Retype the lines below exactly, from the one that contains "Read out every word on this page." through the last, and leave every picture out.

-- Extracted records follows --

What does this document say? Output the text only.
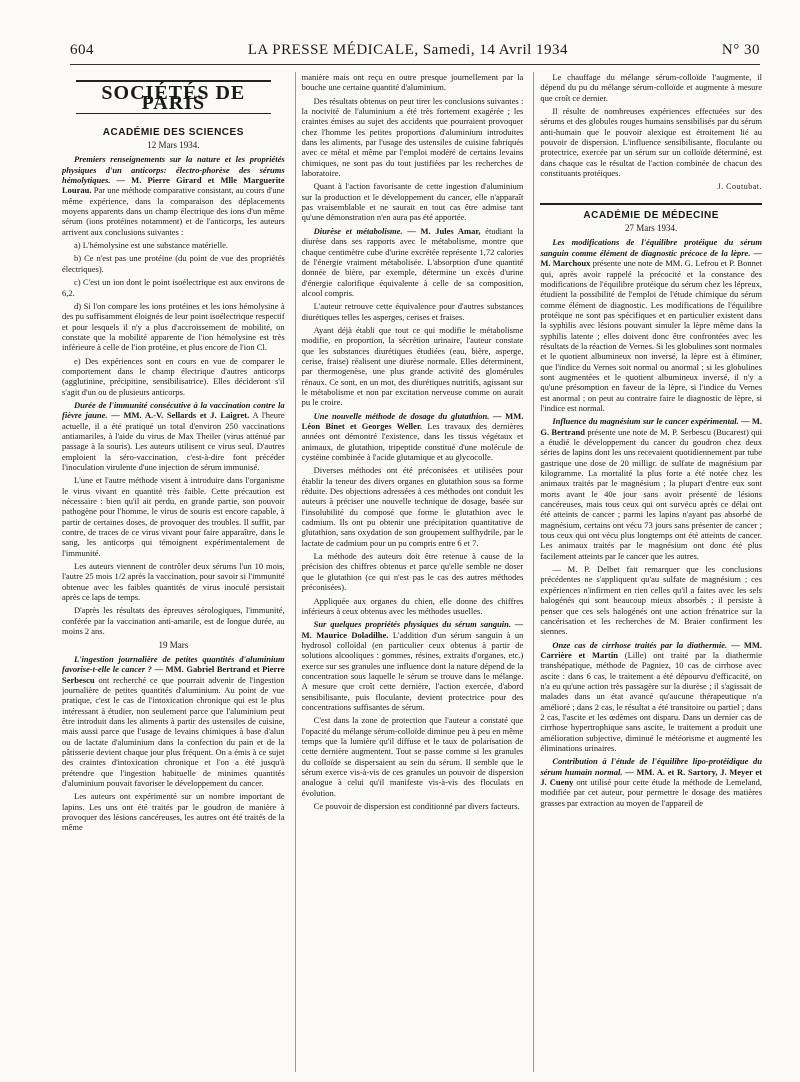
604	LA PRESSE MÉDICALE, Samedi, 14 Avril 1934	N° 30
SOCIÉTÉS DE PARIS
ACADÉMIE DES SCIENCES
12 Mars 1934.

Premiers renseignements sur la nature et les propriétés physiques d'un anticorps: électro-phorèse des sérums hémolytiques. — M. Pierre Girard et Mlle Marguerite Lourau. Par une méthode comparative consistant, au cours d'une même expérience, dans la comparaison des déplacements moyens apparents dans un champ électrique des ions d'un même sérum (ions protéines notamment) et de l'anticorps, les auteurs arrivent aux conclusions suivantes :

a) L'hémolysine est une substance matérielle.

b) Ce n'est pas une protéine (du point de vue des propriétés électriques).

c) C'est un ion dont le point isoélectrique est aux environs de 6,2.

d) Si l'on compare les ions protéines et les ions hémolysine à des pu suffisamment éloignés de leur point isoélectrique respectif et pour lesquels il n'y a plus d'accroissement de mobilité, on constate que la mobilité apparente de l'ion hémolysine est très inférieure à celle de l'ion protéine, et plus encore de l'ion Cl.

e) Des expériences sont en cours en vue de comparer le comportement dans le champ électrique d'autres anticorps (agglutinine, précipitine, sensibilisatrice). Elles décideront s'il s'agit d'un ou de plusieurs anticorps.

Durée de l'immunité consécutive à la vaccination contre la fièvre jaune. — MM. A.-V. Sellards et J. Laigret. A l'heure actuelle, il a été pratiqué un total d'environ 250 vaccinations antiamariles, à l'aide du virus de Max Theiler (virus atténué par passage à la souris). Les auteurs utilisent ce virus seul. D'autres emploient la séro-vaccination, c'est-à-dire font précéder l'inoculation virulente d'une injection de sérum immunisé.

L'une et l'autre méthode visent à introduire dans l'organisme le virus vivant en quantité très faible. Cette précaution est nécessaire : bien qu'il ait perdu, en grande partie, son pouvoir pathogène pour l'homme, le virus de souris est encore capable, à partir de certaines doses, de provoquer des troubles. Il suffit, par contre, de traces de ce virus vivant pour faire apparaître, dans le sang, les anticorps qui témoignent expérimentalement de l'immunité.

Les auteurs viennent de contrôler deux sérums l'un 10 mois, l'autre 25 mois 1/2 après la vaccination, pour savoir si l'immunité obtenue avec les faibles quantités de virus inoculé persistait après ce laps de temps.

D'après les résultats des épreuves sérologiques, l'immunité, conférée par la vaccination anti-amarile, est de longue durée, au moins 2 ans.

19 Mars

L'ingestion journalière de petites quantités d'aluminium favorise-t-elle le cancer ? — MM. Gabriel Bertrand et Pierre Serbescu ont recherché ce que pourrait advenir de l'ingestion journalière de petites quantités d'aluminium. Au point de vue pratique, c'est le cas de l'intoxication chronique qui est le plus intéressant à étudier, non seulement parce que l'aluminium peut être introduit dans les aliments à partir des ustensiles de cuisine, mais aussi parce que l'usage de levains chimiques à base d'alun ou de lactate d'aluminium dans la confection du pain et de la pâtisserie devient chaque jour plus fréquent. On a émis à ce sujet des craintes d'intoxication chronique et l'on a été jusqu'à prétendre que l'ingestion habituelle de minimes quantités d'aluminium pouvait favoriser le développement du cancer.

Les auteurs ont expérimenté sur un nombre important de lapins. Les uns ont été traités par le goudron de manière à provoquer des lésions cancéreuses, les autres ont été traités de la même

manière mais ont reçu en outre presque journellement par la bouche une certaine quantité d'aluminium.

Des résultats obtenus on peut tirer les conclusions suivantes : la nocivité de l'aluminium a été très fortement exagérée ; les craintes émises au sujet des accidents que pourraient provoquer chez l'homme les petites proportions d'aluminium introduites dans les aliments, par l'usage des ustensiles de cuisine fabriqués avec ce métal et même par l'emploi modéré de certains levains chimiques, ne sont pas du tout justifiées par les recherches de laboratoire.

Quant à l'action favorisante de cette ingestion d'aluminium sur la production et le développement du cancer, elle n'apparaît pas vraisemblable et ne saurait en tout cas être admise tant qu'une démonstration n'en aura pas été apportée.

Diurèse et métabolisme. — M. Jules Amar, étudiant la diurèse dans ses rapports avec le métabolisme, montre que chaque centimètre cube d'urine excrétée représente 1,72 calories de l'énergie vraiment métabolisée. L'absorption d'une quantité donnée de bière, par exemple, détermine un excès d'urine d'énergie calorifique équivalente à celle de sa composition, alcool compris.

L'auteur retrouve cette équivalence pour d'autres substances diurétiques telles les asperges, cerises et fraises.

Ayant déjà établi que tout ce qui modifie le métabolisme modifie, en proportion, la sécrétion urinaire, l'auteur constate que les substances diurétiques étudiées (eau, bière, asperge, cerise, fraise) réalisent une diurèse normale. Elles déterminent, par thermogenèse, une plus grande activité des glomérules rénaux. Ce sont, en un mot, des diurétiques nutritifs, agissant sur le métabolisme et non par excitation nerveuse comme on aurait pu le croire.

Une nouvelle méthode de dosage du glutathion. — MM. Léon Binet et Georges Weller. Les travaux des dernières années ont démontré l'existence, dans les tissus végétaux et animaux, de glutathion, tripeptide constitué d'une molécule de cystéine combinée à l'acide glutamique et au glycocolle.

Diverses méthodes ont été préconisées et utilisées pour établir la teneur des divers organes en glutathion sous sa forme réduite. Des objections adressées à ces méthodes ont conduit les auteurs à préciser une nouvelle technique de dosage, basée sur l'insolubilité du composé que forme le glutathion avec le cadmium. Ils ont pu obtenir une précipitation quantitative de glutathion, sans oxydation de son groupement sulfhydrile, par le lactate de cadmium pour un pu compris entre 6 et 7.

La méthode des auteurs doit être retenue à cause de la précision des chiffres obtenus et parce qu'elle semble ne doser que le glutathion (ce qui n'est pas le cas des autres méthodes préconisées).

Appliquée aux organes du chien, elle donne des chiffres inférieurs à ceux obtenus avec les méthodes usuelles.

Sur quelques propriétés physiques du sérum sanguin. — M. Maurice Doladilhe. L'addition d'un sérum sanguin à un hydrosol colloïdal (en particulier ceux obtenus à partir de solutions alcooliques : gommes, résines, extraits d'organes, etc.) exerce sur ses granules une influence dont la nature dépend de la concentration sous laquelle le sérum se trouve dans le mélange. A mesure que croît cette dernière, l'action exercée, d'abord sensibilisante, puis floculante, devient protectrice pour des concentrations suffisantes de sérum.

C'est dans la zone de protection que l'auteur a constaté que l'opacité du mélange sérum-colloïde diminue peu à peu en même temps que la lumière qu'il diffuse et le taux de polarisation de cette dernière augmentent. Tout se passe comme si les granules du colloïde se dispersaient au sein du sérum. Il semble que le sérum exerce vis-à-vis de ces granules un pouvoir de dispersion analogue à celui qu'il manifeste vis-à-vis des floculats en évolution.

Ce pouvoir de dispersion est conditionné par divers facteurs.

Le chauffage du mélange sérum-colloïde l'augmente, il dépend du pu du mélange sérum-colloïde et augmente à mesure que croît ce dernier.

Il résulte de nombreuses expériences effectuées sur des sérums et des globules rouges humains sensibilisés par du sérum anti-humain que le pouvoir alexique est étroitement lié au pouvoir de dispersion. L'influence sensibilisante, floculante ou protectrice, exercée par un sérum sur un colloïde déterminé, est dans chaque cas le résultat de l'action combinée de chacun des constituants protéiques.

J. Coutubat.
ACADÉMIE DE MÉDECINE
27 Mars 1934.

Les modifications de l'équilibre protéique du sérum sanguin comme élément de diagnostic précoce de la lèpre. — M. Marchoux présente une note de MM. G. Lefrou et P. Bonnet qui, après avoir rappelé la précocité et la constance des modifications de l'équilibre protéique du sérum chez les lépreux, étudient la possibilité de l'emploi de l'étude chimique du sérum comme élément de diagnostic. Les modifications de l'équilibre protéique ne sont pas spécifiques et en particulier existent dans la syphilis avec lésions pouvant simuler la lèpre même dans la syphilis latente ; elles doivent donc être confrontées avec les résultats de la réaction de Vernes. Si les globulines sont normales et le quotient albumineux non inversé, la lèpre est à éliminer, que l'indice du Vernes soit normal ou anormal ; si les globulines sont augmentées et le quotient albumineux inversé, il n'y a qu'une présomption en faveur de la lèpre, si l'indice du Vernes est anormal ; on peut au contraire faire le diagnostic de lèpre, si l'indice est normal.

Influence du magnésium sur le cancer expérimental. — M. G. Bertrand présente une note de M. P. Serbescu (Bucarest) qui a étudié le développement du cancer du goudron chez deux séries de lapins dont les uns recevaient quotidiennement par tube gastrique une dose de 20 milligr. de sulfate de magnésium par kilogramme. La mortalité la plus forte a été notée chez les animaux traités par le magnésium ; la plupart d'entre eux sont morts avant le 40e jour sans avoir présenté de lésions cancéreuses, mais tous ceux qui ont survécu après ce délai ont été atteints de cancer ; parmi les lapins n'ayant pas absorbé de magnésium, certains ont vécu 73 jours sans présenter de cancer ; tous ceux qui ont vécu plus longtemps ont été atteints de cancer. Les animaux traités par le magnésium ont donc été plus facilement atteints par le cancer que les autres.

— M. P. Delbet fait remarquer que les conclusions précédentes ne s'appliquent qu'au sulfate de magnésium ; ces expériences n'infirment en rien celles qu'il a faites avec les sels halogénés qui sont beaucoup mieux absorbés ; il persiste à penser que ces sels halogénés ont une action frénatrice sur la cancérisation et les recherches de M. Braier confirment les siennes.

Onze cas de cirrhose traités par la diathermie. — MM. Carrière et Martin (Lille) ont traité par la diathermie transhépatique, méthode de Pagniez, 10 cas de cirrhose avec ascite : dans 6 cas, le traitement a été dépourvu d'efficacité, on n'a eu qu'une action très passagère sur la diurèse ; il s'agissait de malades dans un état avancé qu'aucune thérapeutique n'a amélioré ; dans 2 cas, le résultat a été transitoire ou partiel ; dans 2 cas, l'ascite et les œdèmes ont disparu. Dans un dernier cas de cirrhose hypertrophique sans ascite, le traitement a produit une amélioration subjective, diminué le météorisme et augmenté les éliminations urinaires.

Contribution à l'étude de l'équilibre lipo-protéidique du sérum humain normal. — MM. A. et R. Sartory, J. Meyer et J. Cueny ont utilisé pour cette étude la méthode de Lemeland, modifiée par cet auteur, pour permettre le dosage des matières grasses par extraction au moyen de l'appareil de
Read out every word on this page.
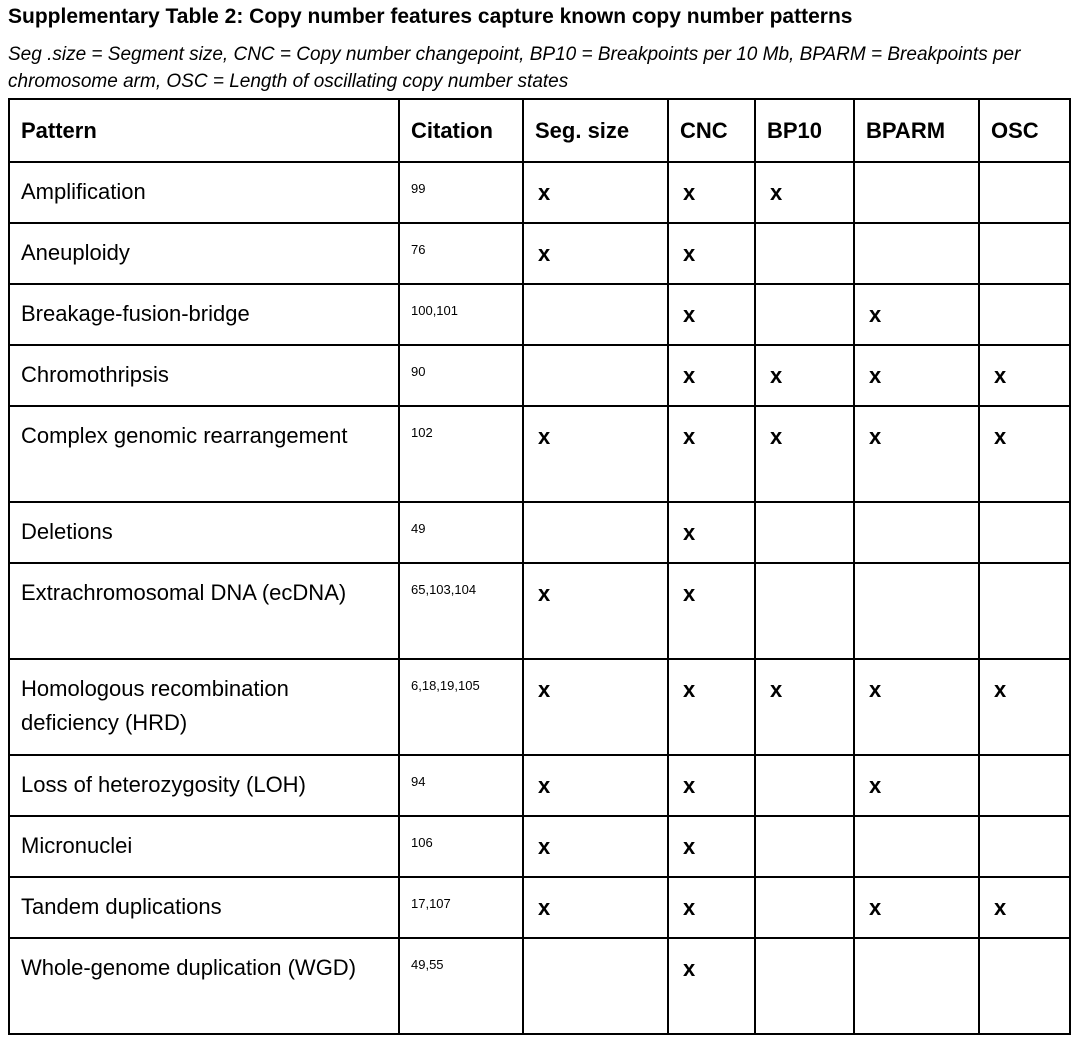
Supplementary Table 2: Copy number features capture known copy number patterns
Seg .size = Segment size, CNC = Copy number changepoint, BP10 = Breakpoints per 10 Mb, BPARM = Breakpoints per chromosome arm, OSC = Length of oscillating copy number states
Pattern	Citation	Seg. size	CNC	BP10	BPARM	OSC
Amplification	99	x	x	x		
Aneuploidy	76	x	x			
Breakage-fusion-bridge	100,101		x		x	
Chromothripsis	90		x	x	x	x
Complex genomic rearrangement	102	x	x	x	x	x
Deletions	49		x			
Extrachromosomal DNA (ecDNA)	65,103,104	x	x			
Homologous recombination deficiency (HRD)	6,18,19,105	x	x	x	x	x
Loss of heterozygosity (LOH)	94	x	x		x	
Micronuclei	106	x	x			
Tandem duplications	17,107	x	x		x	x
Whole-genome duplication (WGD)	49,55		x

-- Extracted records concluded --

Solution:
Read out every word on this page.
Supplementary Table 2: Copy number features capture known copy number patterns
Seg .size = Segment size, CNC = Copy number changepoint, BP10 = Breakpoints per 10 Mb, BPARM = Breakpoints per chromosome arm, OSC = Length of oscillating copy number states
Pattern	Citation	Seg. size	CNC	BP10	BPARM	OSC
Amplification	99	x	x	x		
Aneuploidy	76	x	x			
Breakage-fusion-bridge	100,101		x		x	
Chromothripsis	90		x	x	x	x
Complex genomic rearrangement	102	x	x	x	x	x
Deletions	49		x			
Extrachromosomal DNA (ecDNA)	65,103,104	x	x			
Homologous recombination deficiency (HRD)	6,18,19,105	x	x	x	x	x
Loss of heterozygosity (LOH)	94	x	x		x	
Micronuclei	106	x	x			
Tandem duplications	17,107	x	x		x	x
Whole-genome duplication (WGD)	49,55		x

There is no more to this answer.